[Stored data]
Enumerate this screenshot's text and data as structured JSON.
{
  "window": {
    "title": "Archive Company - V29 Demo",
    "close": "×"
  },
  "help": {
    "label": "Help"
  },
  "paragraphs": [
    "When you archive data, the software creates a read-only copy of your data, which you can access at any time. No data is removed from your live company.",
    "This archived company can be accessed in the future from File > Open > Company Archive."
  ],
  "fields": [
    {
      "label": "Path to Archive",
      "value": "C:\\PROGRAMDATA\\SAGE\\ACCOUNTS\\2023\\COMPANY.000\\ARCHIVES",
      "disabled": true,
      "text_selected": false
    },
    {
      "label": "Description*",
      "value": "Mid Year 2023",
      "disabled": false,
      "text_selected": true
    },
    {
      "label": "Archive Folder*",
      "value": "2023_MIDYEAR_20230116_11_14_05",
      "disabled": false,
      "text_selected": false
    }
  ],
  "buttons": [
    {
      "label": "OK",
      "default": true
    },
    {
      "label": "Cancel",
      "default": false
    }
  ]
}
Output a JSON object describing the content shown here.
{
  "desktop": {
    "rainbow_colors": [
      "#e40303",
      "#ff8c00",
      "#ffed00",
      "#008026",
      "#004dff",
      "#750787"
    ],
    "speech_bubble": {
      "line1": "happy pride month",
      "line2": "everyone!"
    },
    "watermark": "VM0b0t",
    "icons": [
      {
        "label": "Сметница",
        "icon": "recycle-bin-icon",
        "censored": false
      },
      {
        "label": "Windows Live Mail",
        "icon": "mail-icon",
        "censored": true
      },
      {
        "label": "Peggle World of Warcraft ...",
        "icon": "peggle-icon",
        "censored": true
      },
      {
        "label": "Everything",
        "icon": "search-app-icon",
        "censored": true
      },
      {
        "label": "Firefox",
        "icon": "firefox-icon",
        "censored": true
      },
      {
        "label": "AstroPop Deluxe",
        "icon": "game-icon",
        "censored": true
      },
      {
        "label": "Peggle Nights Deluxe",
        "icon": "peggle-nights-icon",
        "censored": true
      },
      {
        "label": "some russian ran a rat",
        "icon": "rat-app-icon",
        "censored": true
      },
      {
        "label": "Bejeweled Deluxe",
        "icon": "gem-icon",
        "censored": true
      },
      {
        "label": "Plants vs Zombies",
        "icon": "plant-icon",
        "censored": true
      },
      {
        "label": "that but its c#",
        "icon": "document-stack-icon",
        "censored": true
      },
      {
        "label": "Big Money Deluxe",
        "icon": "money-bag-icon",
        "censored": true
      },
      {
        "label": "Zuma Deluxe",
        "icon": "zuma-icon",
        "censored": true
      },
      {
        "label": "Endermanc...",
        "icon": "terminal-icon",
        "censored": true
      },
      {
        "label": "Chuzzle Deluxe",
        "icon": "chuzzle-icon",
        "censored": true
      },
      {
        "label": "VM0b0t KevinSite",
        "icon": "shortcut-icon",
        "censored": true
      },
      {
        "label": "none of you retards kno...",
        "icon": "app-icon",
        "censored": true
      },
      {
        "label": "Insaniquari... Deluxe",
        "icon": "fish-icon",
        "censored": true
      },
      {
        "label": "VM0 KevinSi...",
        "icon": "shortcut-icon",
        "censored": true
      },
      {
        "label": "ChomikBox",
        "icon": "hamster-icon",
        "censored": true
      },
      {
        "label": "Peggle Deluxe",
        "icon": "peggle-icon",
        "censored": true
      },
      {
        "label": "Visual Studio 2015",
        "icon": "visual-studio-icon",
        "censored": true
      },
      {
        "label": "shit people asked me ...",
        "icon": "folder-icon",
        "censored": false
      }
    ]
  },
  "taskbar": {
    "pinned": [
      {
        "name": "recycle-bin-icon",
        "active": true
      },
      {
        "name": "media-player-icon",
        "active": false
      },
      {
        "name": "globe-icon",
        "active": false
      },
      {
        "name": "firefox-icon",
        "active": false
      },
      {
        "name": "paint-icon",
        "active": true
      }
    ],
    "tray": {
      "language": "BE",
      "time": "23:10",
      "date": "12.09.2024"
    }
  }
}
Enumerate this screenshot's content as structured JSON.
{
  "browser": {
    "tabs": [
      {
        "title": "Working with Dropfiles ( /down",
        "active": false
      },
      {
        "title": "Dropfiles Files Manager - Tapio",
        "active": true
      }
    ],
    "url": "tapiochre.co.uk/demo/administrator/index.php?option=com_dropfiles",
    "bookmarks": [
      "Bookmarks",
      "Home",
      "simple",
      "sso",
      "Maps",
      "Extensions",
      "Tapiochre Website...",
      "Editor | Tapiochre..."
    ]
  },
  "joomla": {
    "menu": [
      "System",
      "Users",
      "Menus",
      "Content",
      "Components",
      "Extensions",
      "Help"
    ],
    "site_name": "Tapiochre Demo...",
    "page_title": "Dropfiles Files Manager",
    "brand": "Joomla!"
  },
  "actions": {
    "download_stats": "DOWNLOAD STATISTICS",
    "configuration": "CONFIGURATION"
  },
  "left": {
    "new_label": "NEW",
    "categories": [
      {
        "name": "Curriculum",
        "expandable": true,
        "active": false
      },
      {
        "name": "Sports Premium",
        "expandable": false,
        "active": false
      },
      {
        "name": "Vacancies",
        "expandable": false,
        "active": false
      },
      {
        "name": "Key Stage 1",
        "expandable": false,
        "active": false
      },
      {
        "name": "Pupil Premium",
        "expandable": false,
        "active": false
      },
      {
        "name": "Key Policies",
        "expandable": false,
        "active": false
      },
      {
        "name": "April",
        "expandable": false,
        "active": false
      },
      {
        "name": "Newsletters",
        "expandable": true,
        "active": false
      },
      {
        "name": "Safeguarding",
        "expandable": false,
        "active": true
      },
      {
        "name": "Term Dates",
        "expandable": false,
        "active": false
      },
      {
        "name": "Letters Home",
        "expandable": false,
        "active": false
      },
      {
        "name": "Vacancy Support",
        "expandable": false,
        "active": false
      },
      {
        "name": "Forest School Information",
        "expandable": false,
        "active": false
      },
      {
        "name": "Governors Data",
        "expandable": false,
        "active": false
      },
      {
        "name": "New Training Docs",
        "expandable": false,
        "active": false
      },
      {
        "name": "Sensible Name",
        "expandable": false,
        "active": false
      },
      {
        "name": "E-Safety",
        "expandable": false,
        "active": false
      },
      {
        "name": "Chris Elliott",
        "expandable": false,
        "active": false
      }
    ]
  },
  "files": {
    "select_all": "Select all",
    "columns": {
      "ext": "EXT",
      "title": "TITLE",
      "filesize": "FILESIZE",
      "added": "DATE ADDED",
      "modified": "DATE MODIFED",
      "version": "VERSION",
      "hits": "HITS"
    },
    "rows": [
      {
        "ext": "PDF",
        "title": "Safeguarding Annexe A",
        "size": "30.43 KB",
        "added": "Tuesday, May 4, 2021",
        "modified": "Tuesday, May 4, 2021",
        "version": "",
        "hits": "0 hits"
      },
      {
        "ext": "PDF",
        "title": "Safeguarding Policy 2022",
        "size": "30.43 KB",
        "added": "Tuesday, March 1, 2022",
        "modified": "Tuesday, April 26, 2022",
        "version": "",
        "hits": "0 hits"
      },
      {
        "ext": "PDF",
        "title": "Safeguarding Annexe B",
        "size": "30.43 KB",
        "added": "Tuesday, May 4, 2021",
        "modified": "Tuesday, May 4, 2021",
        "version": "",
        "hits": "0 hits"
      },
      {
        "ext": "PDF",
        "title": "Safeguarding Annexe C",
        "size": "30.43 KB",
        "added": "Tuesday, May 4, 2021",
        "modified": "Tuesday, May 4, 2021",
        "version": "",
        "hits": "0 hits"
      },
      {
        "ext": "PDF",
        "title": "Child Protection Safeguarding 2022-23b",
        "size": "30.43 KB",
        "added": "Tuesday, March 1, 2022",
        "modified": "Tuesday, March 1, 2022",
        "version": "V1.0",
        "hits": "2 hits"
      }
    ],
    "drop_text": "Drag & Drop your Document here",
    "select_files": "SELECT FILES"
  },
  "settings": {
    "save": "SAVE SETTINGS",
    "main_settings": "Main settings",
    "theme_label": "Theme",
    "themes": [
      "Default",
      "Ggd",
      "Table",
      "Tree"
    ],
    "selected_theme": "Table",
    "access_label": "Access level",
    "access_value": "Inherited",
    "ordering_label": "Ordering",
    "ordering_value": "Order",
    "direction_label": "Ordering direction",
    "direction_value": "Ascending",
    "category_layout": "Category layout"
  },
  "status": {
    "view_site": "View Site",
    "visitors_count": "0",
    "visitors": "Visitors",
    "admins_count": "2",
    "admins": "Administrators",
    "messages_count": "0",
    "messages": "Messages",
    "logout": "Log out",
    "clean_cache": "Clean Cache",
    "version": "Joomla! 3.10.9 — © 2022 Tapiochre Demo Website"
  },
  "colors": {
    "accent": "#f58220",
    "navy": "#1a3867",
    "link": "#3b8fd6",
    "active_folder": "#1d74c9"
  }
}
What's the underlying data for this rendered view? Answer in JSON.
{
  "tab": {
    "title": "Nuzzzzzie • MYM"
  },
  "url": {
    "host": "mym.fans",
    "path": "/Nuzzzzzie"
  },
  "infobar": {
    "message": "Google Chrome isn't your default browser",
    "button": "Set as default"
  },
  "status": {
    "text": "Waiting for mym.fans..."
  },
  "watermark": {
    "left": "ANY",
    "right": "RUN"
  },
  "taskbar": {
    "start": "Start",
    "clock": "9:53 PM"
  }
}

> **Exercise requirements**: Your task is to collect every line above that contains the word "Premium".

> **Complete output**:
        "name": "Sports Premium",
        "name": "Pupil Premium",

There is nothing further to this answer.